● **EXERCISE**
Repeat the data below exactly, dropping any pictures it holds.

● **Data records**
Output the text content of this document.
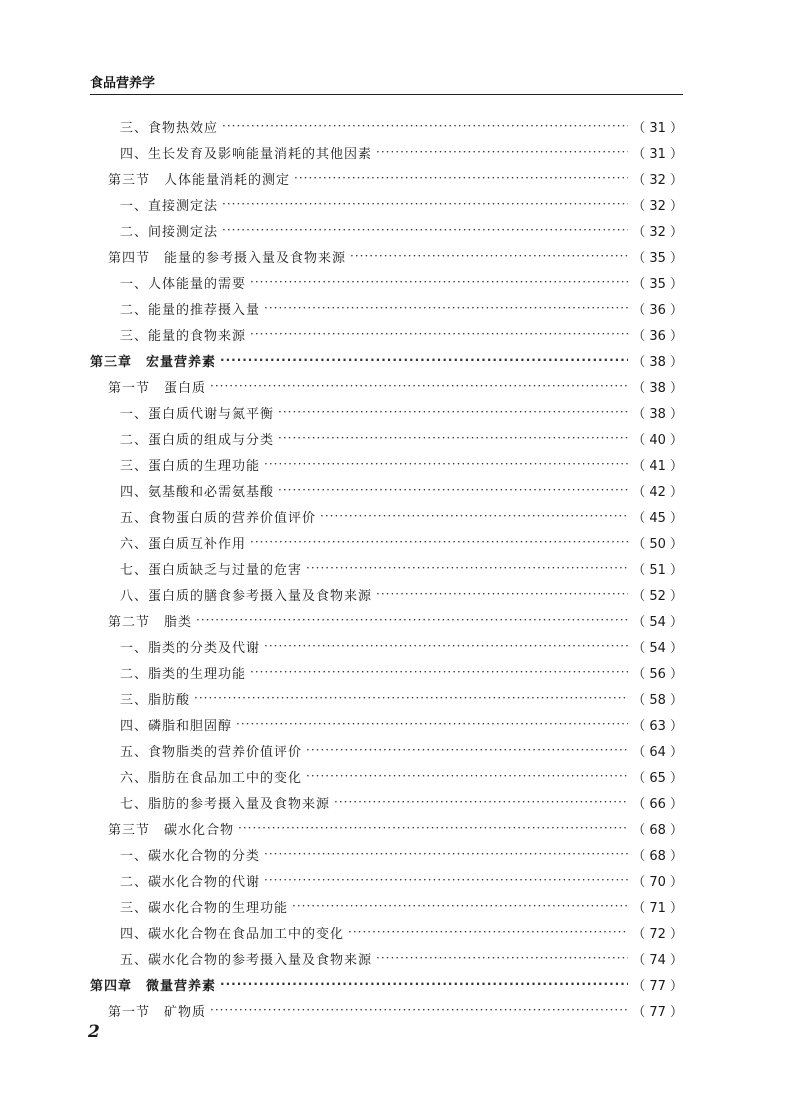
食品营养学
三、食物热效应 ·····	（ 31 ）
四、生长发育及影响能量消耗的其他因素 ·····	（ 31 ）
第三节　人体能量消耗的测定 ·····	（ 32 ）
一、直接测定法 ·····	（ 32 ）
二、间接测定法 ·····	（ 32 ）
第四节　能量的参考摄入量及食物来源 ·····	（ 35 ）
一、人体能量的需要 ·····	（ 35 ）
二、能量的推荐摄入量 ·····	（ 36 ）
三、能量的食物来源 ·····	（ 36 ）
第三章　宏量营养素 ·····	（ 38 ）
第一节　蛋白质 ·····	（ 38 ）
一、蛋白质代谢与氮平衡 ·····	（ 38 ）
二、蛋白质的组成与分类 ·····	（ 40 ）
三、蛋白质的生理功能 ·····	（ 41 ）
四、氨基酸和必需氨基酸 ·····	（ 42 ）
五、食物蛋白质的营养价值评价 ·····	（ 45 ）
六、蛋白质互补作用 ·····	（ 50 ）
七、蛋白质缺乏与过量的危害 ·····	（ 51 ）
八、蛋白质的膳食参考摄入量及食物来源 ·····	（ 52 ）
第二节　脂类 ·····	（ 54 ）
一、脂类的分类及代谢 ·····	（ 54 ）
二、脂类的生理功能 ·····	（ 56 ）
三、脂肪酸 ·····	（ 58 ）
四、磷脂和胆固醇 ·····	（ 63 ）
五、食物脂类的营养价值评价 ·····	（ 64 ）
六、脂肪在食品加工中的变化 ·····	（ 65 ）
七、脂肪的参考摄入量及食物来源 ·····	（ 66 ）
第三节　碳水化合物 ·····	（ 68 ）
一、碳水化合物的分类 ·····	（ 68 ）
二、碳水化合物的代谢 ·····	（ 70 ）
三、碳水化合物的生理功能 ·····	（ 71 ）
四、碳水化合物在食品加工中的变化 ·····	（ 72 ）
五、碳水化合物的参考摄入量及食物来源 ·····	（ 74 ）
第四章　微量营养素 ·····	（ 77 ）
第一节　矿物质 ·····	（ 77 ）
2
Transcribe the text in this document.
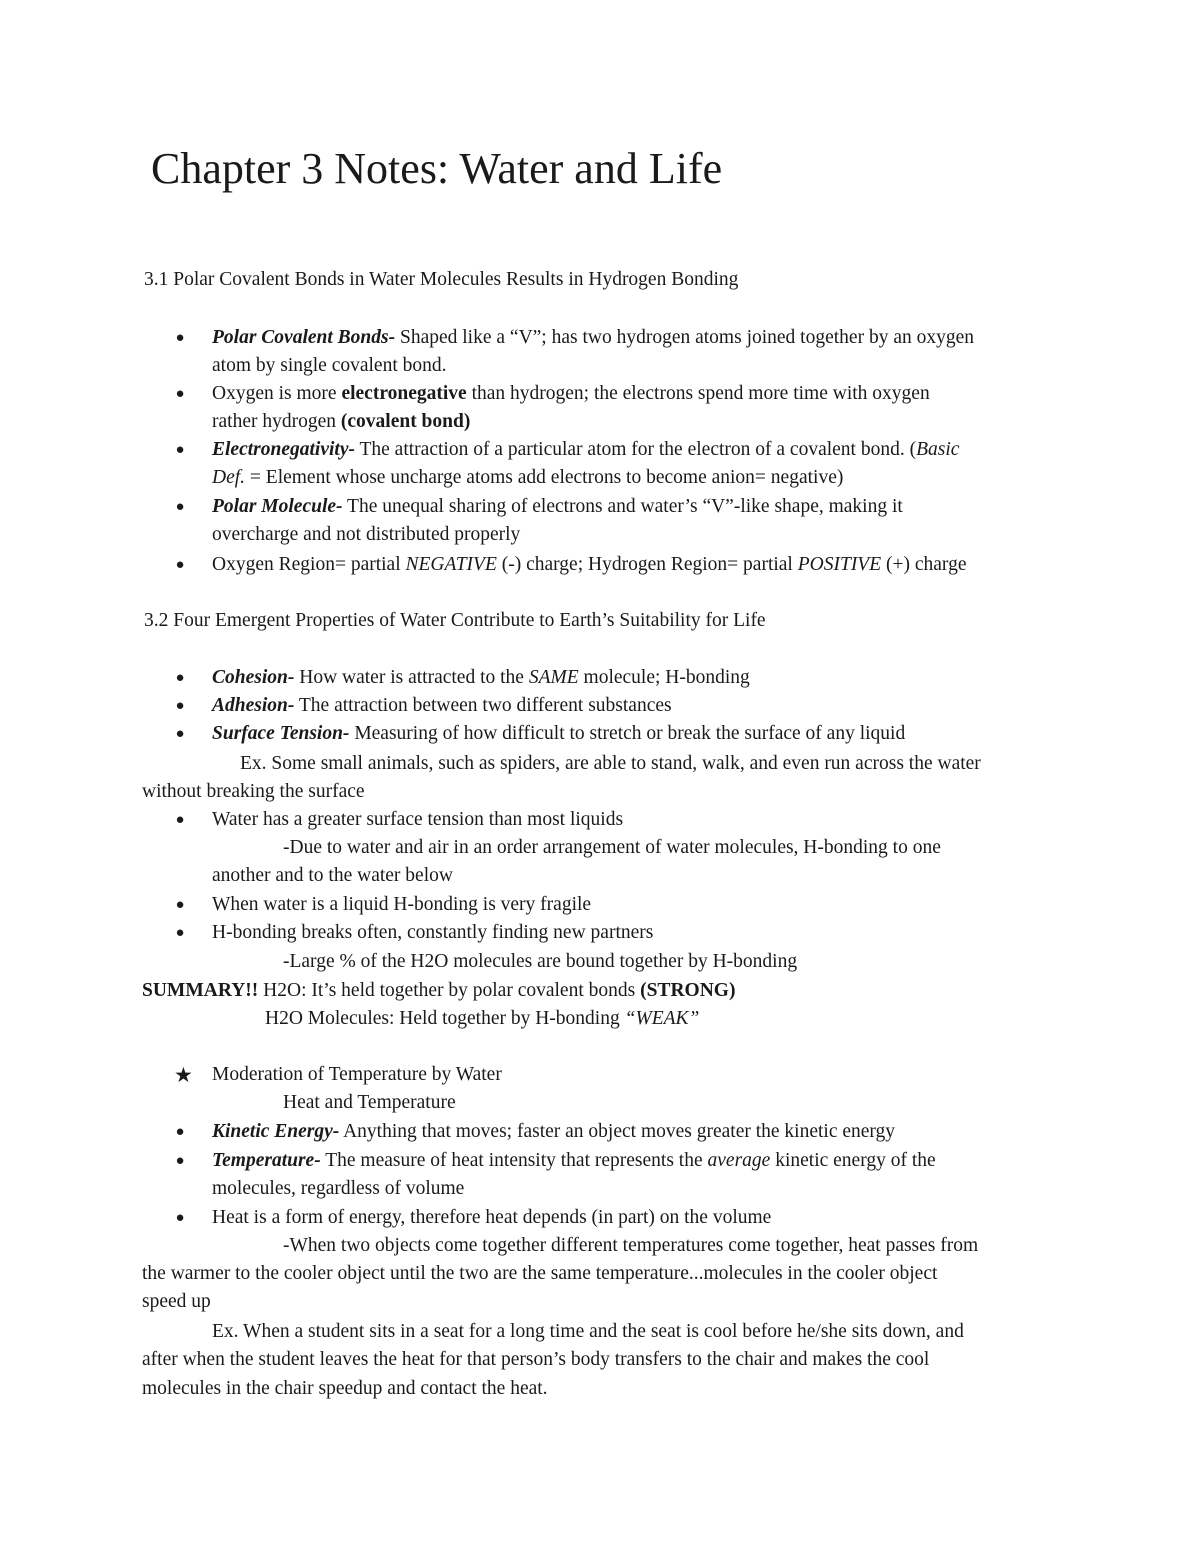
Chapter 3 Notes: Water and Life
3.1 Polar Covalent Bonds in Water Molecules Results in Hydrogen Bonding
● Polar Covalent Bonds- Shaped like a “V”; has two hydrogen atoms joined together by an oxygen
atom by single covalent bond.
● Oxygen is more electronegative than hydrogen; the electrons spend more time with oxygen
rather hydrogen (covalent bond)
● Electronegativity- The attraction of a particular atom for the electron of a covalent bond. (Basic
Def. = Element whose uncharge atoms add electrons to become anion= negative)
● Polar Molecule- The unequal sharing of electrons and water’s “V”-like shape, making it
overcharge and not distributed properly
● Oxygen Region= partial NEGATIVE (-) charge; Hydrogen Region= partial POSITIVE (+) charge
3.2 Four Emergent Properties of Water Contribute to Earth’s Suitability for Life
● Cohesion- How water is attracted to the SAME molecule; H-bonding
● Adhesion- The attraction between two different substances
● Surface Tension- Measuring of how difficult to stretch or break the surface of any liquid
Ex. Some small animals, such as spiders, are able to stand, walk, and even run across the water
without breaking the surface
● Water has a greater surface tension than most liquids
-Due to water and air in an order arrangement of water molecules, H-bonding to one
another and to the water below
● When water is a liquid H-bonding is very fragile
● H-bonding breaks often, constantly finding new partners
-Large % of the H2O molecules are bound together by H-bonding
SUMMARY!! H2O: It’s held together by polar covalent bonds (STRONG)
H2O Molecules: Held together by H-bonding “WEAK”
★ Moderation of Temperature by Water
Heat and Temperature
● Kinetic Energy- Anything that moves; faster an object moves greater the kinetic energy
● Temperature- The measure of heat intensity that represents the average kinetic energy of the
molecules, regardless of volume
● Heat is a form of energy, therefore heat depends (in part) on the volume
-When two objects come together different temperatures come together, heat passes from
the warmer to the cooler object until the two are the same temperature...molecules in the cooler object
speed up
Ex. When a student sits in a seat for a long time and the seat is cool before he/she sits down, and
after when the student leaves the heat for that person’s body transfers to the chair and makes the cool
molecules in the chair speedup and contact the heat.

● **THE RESULT**
Output the text content of this document.
食品营养学
三、食物热效应 ·····	（ 31 ）
四、生长发育及影响能量消耗的其他因素 ·····	（ 31 ）
第三节　人体能量消耗的测定 ·····	（ 32 ）
一、直接测定法 ·····	（ 32 ）
二、间接测定法 ·····	（ 32 ）
第四节　能量的参考摄入量及食物来源 ·····	（ 35 ）
一、人体能量的需要 ·····	（ 35 ）
二、能量的推荐摄入量 ·····	（ 36 ）
三、能量的食物来源 ·····	（ 36 ）
第三章　宏量营养素 ·····	（ 38 ）
第一节　蛋白质 ·····	（ 38 ）
一、蛋白质代谢与氮平衡 ·····	（ 38 ）
二、蛋白质的组成与分类 ·····	（ 40 ）
三、蛋白质的生理功能 ·····	（ 41 ）
四、氨基酸和必需氨基酸 ·····	（ 42 ）
五、食物蛋白质的营养价值评价 ·····	（ 45 ）
六、蛋白质互补作用 ·····	（ 50 ）
七、蛋白质缺乏与过量的危害 ·····	（ 51 ）
八、蛋白质的膳食参考摄入量及食物来源 ·····	（ 52 ）
第二节　脂类 ·····	（ 54 ）
一、脂类的分类及代谢 ·····	（ 54 ）
二、脂类的生理功能 ·····	（ 56 ）
三、脂肪酸 ·····	（ 58 ）
四、磷脂和胆固醇 ·····	（ 63 ）
五、食物脂类的营养价值评价 ·····	（ 64 ）
六、脂肪在食品加工中的变化 ·····	（ 65 ）
七、脂肪的参考摄入量及食物来源 ·····	（ 66 ）
第三节　碳水化合物 ·····	（ 68 ）
一、碳水化合物的分类 ·····	（ 68 ）
二、碳水化合物的代谢 ·····	（ 70 ）
三、碳水化合物的生理功能 ·····	（ 71 ）
四、碳水化合物在食品加工中的变化 ·····	（ 72 ）
五、碳水化合物的参考摄入量及食物来源 ·····	（ 74 ）
第四章　微量营养素 ·····	（ 77 ）
第一节　矿物质 ·····	（ 77 ）
2
Transcribe the text in this document.
Chapter 3 Notes: Water and Life
3.1 Polar Covalent Bonds in Water Molecules Results in Hydrogen Bonding
● Polar Covalent Bonds- Shaped like a “V”; has two hydrogen atoms joined together by an oxygen
atom by single covalent bond.
● Oxygen is more electronegative than hydrogen; the electrons spend more time with oxygen
rather hydrogen (covalent bond)
● Electronegativity- The attraction of a particular atom for the electron of a covalent bond. (Basic
Def. = Element whose uncharge atoms add electrons to become anion= negative)
● Polar Molecule- The unequal sharing of electrons and water’s “V”-like shape, making it
overcharge and not distributed properly
● Oxygen Region= partial NEGATIVE (-) charge; Hydrogen Region= partial POSITIVE (+) charge
3.2 Four Emergent Properties of Water Contribute to Earth’s Suitability for Life
● Cohesion- How water is attracted to the SAME molecule; H-bonding
● Adhesion- The attraction between two different substances
● Surface Tension- Measuring of how difficult to stretch or break the surface of any liquid
Ex. Some small animals, such as spiders, are able to stand, walk, and even run across the water
without breaking the surface
● Water has a greater surface tension than most liquids
-Due to water and air in an order arrangement of water molecules, H-bonding to one
another and to the water below
● When water is a liquid H-bonding is very fragile
● H-bonding breaks often, constantly finding new partners
-Large % of the H2O molecules are bound together by H-bonding
SUMMARY!! H2O: It’s held together by polar covalent bonds (STRONG)
H2O Molecules: Held together by H-bonding “WEAK”
★ Moderation of Temperature by Water
Heat and Temperature
● Kinetic Energy- Anything that moves; faster an object moves greater the kinetic energy
● Temperature- The measure of heat intensity that represents the average kinetic energy of the
molecules, regardless of volume
● Heat is a form of energy, therefore heat depends (in part) on the volume
-When two objects come together different temperatures come together, heat passes from
the warmer to the cooler object until the two are the same temperature...molecules in the cooler object
speed up
Ex. When a student sits in a seat for a long time and the seat is cool before he/she sits down, and
after when the student leaves the heat for that person’s body transfers to the chair and makes the cool
molecules in the chair speedup and contact the heat.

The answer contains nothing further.